Page text:
++++++++++

    Regards, Don

  • dearieme

    A Law School would lower the tone so.

  • The same could be said for college football. I work for George Washington Univ and used to work for George Mason Univ, neither of which have a varsity football program. Why not? College football is a huge cash cow, what with TV deals, bowl games, tickets, fan wear, stadium rentals for Rolling Stones concerts, and hot dog sales.

    Most football programs lose money. The reason that most universities do it is for prestige rather than money. If GMU or GWU could get into the Big East or another BCS conference they might be able to make money, but otherwise they'd come out in the red. Which is not to say that it would necessarily be a bad idea to do it anyway. I probably wouldn't have gone to the school I went to if they didn't field a football team and GMU in particular can attest to what an athletics program can bring in as far as applicants because of their success in basketball.
++++++++++
Raw data:
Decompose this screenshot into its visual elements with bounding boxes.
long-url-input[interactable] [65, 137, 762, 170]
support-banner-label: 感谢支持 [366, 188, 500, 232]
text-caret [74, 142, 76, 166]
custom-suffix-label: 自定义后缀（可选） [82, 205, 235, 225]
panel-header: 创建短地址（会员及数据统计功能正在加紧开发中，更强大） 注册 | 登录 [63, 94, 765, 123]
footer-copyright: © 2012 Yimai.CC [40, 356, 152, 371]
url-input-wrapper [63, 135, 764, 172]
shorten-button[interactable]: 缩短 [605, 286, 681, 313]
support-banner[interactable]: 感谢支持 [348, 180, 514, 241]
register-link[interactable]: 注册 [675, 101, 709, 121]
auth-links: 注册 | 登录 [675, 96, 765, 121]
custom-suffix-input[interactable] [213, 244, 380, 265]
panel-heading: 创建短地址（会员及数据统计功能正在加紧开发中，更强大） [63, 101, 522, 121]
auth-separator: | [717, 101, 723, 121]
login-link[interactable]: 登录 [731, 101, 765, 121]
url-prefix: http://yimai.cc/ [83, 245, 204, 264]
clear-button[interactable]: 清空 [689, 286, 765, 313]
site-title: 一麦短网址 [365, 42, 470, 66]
++++++++++
What to work on:
A: Echo the college football comment thread word for word, from "A Law School" up to and including "hot dog sales.".
B: Proceed with the college football comment thread, writing what comes after its final sentence.
None of the items are needed for this work.

Responses in order:
A:
A Law School would lower the tone so.

  • The same could be said for college football. I work for George Washington Univ and used to work for George Mason Univ, neither of which have a varsity football program. Why not? College football is a huge cash cow, what with TV deals, bowl games, tickets, fan wear, stadium rentals for Rolling Stones concerts, and hot dog sales.

B:
  • stan

    I'm a Davidson College grad. Focus is everything. Davidson's focus is all about undergraduate liberal arts education in a commumity governed by an honor code. Nothing else. For an outsider's perspective read this -- http://cronkite.asu.edu/mcguireblog/?p=71 by a professor at Az St journalism school. Read it all, but this gives a flavor:

    I remain enthralled by the impact the honor code had on the campus, students and faculty. The pledge to live by the code radically changes the culture. I saw countless examples of how the honor code positively affected the campus. As I wrote in that 2003 column: “Young people were proud of doing the right thing. Students worried about whether the mildest form of consultation was approved conduct. Their conscience was honed to a fine edge. It was exciting for a stranger to see how much the honor code shaped student behavior. To my visiting eye, integrity practically oozed out of the place. “

    As The Wildcats ran their disciplined offensive sets with complicated screens, and when they bottled up Wisconsin and Kansas with their well-schooled defense, I saluted Davidson’s talented coach Bob McKillop. I also knew the culture of Davidson College contributed to the team’s success in a very big way. McKillop does things the right way, and so does Davidson the school.

    It's all about the focus.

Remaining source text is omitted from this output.